===== Items

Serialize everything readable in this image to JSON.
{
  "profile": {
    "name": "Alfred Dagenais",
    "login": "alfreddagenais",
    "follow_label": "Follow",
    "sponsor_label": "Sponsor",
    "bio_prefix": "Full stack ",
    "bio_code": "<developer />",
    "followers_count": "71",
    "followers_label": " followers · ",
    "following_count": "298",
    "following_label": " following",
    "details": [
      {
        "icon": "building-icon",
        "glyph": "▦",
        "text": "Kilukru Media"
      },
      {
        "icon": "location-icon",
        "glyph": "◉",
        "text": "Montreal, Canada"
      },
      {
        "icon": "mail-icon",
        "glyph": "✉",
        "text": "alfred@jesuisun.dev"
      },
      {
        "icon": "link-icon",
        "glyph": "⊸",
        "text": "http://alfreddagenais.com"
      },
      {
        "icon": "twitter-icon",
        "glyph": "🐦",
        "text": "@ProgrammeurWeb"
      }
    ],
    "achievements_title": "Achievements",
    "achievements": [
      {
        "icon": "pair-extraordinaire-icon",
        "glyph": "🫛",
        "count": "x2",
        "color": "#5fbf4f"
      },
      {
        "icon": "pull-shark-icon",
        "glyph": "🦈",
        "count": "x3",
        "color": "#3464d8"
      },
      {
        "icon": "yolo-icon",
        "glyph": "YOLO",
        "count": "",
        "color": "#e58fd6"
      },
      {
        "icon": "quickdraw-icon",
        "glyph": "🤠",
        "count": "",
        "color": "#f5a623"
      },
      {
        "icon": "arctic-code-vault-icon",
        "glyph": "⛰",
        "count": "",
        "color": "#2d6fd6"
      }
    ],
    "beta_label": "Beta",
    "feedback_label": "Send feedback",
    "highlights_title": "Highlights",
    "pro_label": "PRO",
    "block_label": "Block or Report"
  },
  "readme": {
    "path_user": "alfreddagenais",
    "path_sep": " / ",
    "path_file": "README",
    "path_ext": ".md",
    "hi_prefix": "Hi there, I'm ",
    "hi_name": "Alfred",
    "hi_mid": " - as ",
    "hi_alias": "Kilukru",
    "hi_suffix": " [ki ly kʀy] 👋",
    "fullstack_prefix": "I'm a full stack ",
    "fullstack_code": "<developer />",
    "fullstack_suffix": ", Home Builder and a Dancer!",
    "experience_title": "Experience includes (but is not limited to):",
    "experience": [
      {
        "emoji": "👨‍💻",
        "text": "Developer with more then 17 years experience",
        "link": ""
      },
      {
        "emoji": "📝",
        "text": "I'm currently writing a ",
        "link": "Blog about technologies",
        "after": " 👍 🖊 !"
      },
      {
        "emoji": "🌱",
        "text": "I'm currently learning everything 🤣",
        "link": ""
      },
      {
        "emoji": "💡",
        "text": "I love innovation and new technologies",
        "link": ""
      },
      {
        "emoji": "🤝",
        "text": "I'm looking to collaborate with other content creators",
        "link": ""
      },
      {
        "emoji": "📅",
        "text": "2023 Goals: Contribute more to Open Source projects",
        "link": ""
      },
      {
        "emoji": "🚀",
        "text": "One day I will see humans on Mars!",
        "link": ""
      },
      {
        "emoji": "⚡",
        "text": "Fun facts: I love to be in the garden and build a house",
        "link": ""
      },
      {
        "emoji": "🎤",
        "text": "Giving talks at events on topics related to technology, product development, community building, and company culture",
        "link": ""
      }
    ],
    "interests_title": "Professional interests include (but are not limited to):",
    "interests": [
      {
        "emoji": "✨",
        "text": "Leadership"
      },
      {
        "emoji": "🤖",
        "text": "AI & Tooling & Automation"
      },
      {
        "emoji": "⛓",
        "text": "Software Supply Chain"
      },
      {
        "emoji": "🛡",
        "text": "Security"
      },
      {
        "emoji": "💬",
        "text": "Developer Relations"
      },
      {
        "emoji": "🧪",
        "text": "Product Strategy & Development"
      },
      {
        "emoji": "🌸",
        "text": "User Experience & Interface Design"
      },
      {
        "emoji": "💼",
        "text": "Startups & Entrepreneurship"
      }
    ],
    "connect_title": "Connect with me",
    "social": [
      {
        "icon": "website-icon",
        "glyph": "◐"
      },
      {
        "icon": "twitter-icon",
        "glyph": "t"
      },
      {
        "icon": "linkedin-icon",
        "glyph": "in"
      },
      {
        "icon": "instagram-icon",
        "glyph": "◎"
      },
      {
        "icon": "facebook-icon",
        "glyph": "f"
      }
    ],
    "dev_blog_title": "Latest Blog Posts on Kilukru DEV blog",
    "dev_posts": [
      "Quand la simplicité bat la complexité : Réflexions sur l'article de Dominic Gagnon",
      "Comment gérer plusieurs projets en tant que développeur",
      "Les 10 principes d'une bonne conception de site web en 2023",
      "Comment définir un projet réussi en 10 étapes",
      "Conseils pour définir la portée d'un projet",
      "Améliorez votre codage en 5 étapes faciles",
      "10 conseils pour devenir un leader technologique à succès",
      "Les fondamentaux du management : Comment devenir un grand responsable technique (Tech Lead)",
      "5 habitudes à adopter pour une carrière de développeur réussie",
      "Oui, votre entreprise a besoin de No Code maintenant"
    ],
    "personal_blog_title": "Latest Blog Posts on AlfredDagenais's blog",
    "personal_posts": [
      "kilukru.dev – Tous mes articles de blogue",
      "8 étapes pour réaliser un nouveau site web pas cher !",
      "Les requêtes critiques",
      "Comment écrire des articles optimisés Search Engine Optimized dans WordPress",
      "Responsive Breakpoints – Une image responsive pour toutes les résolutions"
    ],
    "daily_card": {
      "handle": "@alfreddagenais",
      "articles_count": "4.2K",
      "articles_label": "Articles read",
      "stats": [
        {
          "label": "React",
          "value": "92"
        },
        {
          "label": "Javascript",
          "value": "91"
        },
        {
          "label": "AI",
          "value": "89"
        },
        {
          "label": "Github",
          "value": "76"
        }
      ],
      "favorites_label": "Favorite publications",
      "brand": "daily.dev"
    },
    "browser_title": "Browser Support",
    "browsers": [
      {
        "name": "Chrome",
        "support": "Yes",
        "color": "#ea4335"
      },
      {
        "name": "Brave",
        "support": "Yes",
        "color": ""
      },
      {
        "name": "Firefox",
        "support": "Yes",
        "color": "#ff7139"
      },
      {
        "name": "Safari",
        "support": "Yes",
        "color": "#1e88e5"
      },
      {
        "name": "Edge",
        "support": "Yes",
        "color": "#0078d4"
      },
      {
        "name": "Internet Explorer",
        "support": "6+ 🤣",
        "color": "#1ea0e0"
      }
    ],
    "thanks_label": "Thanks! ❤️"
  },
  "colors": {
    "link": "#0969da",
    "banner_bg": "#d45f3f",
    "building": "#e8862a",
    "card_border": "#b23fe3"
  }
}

==========

Given exercise
Show every line of the listing in which the string "image" can be found.

Response to the task
Serialize everything readable in this image to JSON.
      "Responsive Breakpoints – Une image responsive pour toutes les résolutions"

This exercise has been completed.